■ **Task directions**:
Below are records; count the lines that contain "Nome" and give only the total.
-- Start Excerpted records --
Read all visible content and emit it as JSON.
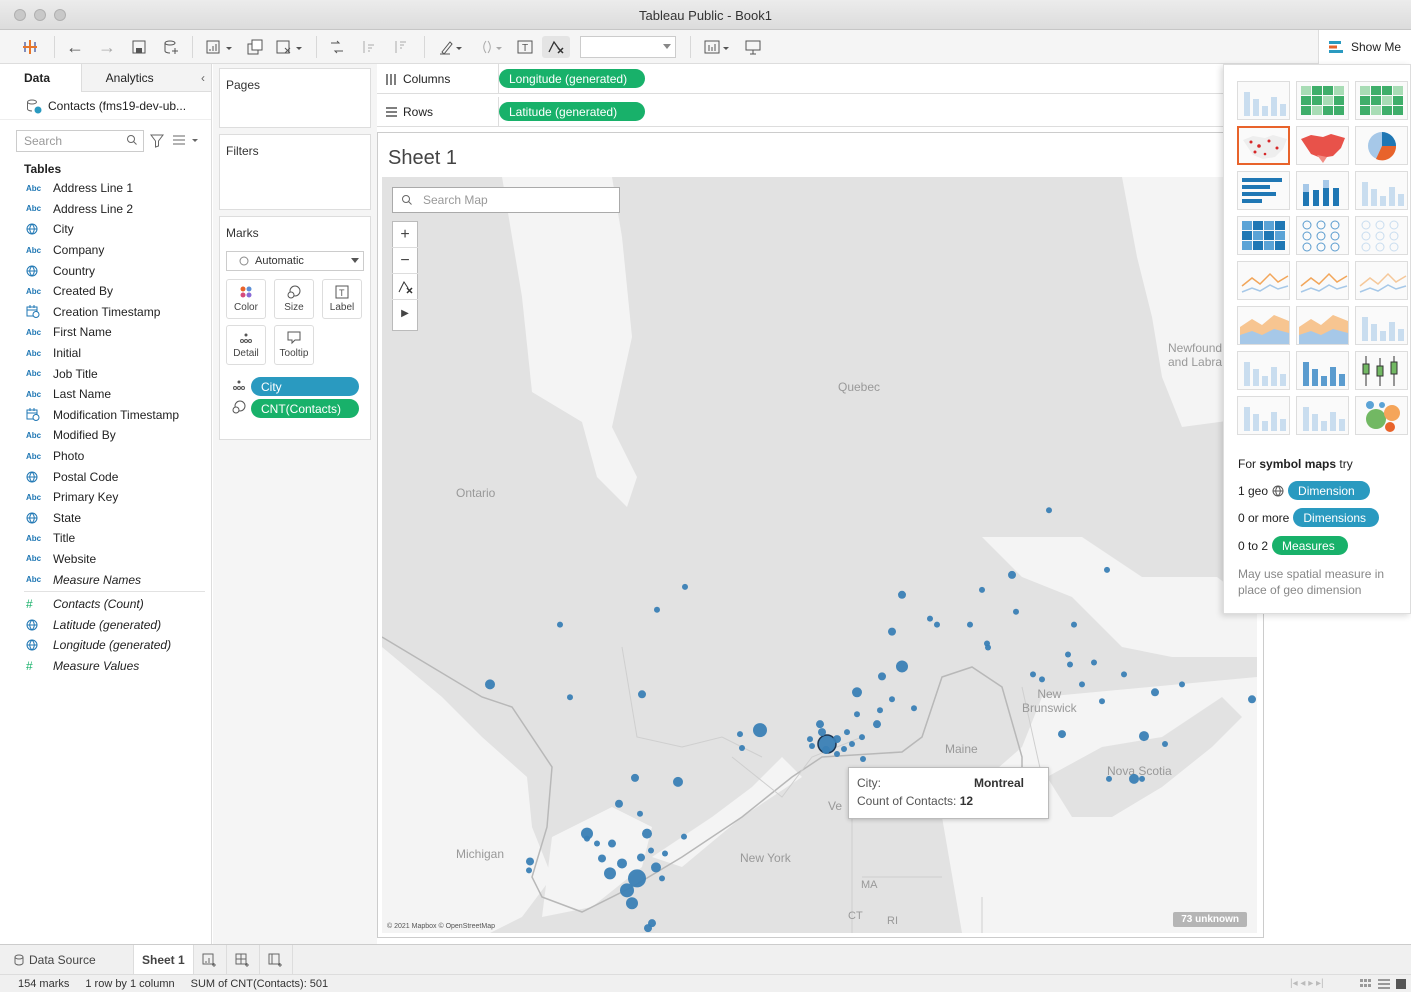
{
  "window": {
    "title": "Tableau Public - Book1"
  },
  "toolbar": {
    "show_me_label": "Show Me"
  },
  "datapane": {
    "tab_data": "Data",
    "tab_analytics": "Analytics",
    "datasource": "Contacts (fms19-dev-ub...",
    "search_placeholder": "Search",
    "tables_heading": "Tables",
    "fields": [
      {
        "name": "Address Line 1",
        "type": "abc"
      },
      {
        "name": "Address Line 2",
        "type": "abc"
      },
      {
        "name": "City",
        "type": "geo"
      },
      {
        "name": "Company",
        "type": "abc"
      },
      {
        "name": "Country",
        "type": "geo"
      },
      {
        "name": "Created By",
        "type": "abc"
      },
      {
        "name": "Creation Timestamp",
        "type": "date"
      },
      {
        "name": "First Name",
        "type": "abc"
      },
      {
        "name": "Initial",
        "type": "abc"
      },
      {
        "name": "Job Title",
        "type": "abc"
      },
      {
        "name": "Last Name",
        "type": "abc"
      },
      {
        "name": "Modification Timestamp",
        "type": "date"
      },
      {
        "name": "Modified By",
        "type": "abc"
      },
      {
        "name": "Photo",
        "type": "abc"
      },
      {
        "name": "Postal Code",
        "type": "geo"
      },
      {
        "name": "Primary Key",
        "type": "abc"
      },
      {
        "name": "State",
        "type": "geo"
      },
      {
        "name": "Title",
        "type": "abc"
      },
      {
        "name": "Website",
        "type": "abc"
      },
      {
        "name": "Measure Names",
        "type": "abc",
        "italic": true
      }
    ],
    "measures": [
      {
        "name": "Contacts (Count)",
        "type": "num"
      },
      {
        "name": "Latitude (generated)",
        "type": "geo"
      },
      {
        "name": "Longitude (generated)",
        "type": "geo"
      },
      {
        "name": "Measure Values",
        "type": "num"
      }
    ]
  },
  "shelves": {
    "pages": "Pages",
    "filters": "Filters",
    "marks": "Marks",
    "mark_type": "Automatic",
    "buttons": {
      "color": "Color",
      "size": "Size",
      "label": "Label",
      "detail": "Detail",
      "tooltip": "Tooltip"
    },
    "pill_city": "City",
    "pill_count": "CNT(Contacts)",
    "columns_label": "Columns",
    "rows_label": "Rows",
    "columns_pill": "Longitude (generated)",
    "rows_pill": "Latitude (generated)"
  },
  "sheet": {
    "title": "Sheet 1",
    "map_search_placeholder": "Search Map",
    "tooltip": {
      "city_label": "City:",
      "city_value": "Montreal",
      "count_label": "Count of Contacts:",
      "count_value": "12"
    },
    "unknown": "73 unknown",
    "attribution": "© 2021 Mapbox © OpenStreetMap",
    "labels": {
      "quebec": "Quebec",
      "ontario": "Ontario",
      "newfoundland_1": "Newfound",
      "newfoundland_2": "and Labra",
      "new_brunswick_1": "New",
      "new_brunswick_2": "Brunswick",
      "maine": "Maine",
      "nova_scotia": "Nova Scotia",
      "michigan": "Michigan",
      "new_york": "New York",
      "ma": "MA",
      "ct": "CT",
      "ri": "RI",
      "vt": "Ve"
    }
  },
  "showme": {
    "hint_prefix": "For ",
    "hint_bold": "symbol maps",
    "hint_suffix": " try",
    "req1_label": "1 geo",
    "req1_pill": "Dimension",
    "req2_label": "0 or more",
    "req2_pill": "Dimensions",
    "req3_label": "0 to 2",
    "req3_pill": "Measures",
    "note": "May use spatial measure in place of geo dimension"
  },
  "sheetbar": {
    "datasource_tab": "Data Source",
    "sheet_tab": "Sheet 1"
  },
  "status": {
    "marks": "154 marks",
    "dims": "1 row by 1 column",
    "sum": "SUM of CNT(Contacts): 501"
  },
  "colors": {
    "dimension": "#2a9ac0",
    "measure": "#18b16a",
    "mark": "#3a7fb5",
    "selected_thumb": "#e8632b"
  }
}
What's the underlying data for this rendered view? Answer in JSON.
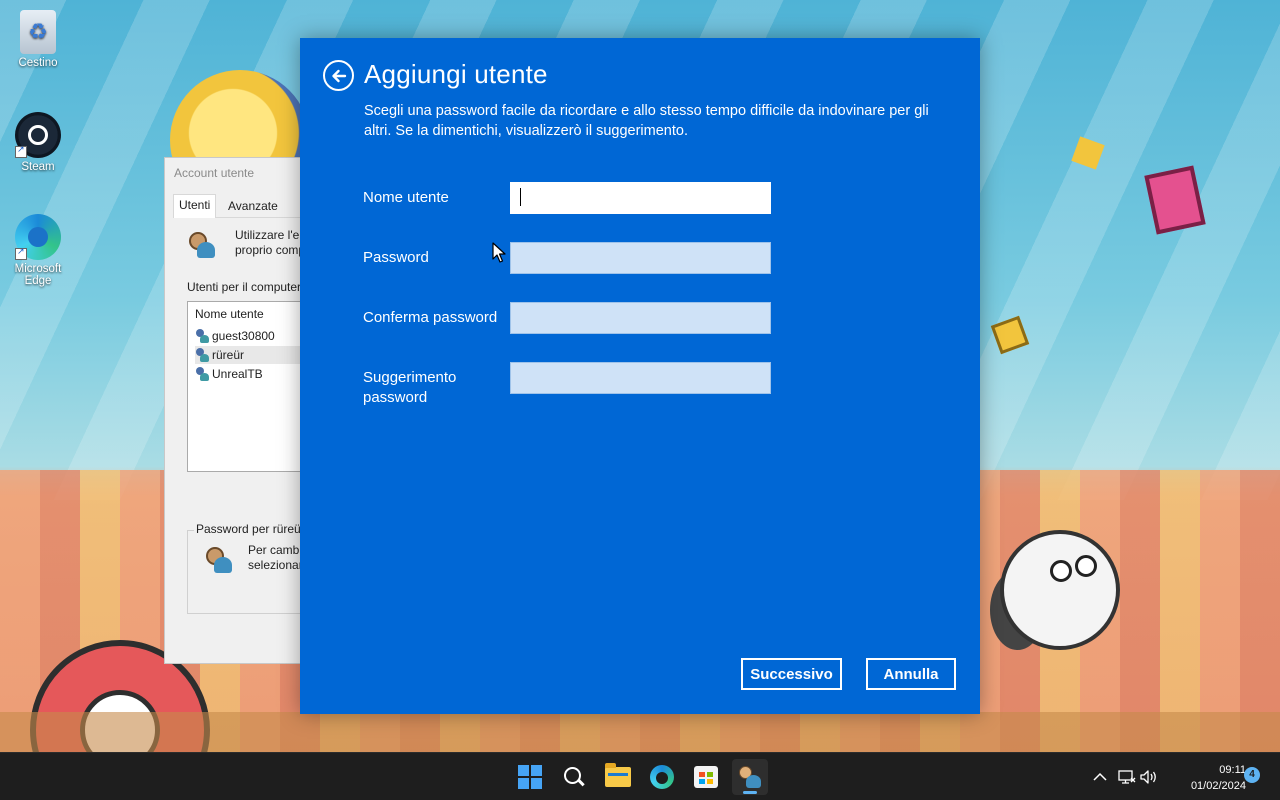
{
  "desktop": {
    "icons": [
      {
        "label": "Cestino"
      },
      {
        "label": "Steam"
      },
      {
        "label": "Microsoft Edge"
      }
    ]
  },
  "background_window": {
    "title": "Account utente",
    "tabs": [
      "Utenti",
      "Avanzate"
    ],
    "description_line1": "Utilizzare l'el",
    "description_line2": "proprio comp",
    "users_label": "Utenti per il computer",
    "list_header": "Nome utente",
    "users": [
      "guest30800",
      "rüreür",
      "UnrealTB"
    ],
    "password_group_label": "Password per rüreür",
    "password_text_line1": "Per cambi",
    "password_text_line2": "selezionar"
  },
  "dialog": {
    "title": "Aggiungi utente",
    "description": "Scegli una password facile da ricordare e allo stesso tempo difficile da indovinare per gli altri. Se la dimentichi, visualizzerò il suggerimento.",
    "fields": [
      {
        "label": "Nome utente",
        "value": ""
      },
      {
        "label": "Password",
        "value": ""
      },
      {
        "label": "Conferma password",
        "value": ""
      },
      {
        "label_line1": "Suggerimento",
        "label_line2": "password",
        "value": ""
      }
    ],
    "next_button": "Successivo",
    "cancel_button": "Annulla",
    "background_color": "#0067d5"
  },
  "taskbar": {
    "apps": [
      "start-icon",
      "search-icon",
      "file-explorer-icon",
      "edge-icon",
      "microsoft-store-icon",
      "user-accounts-icon"
    ],
    "active_app": "user-accounts-icon",
    "time": "09:11",
    "date": "01/02/2024",
    "notification_count": "4"
  }
}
-- End Excerpted records --
■ **Complete response**:
2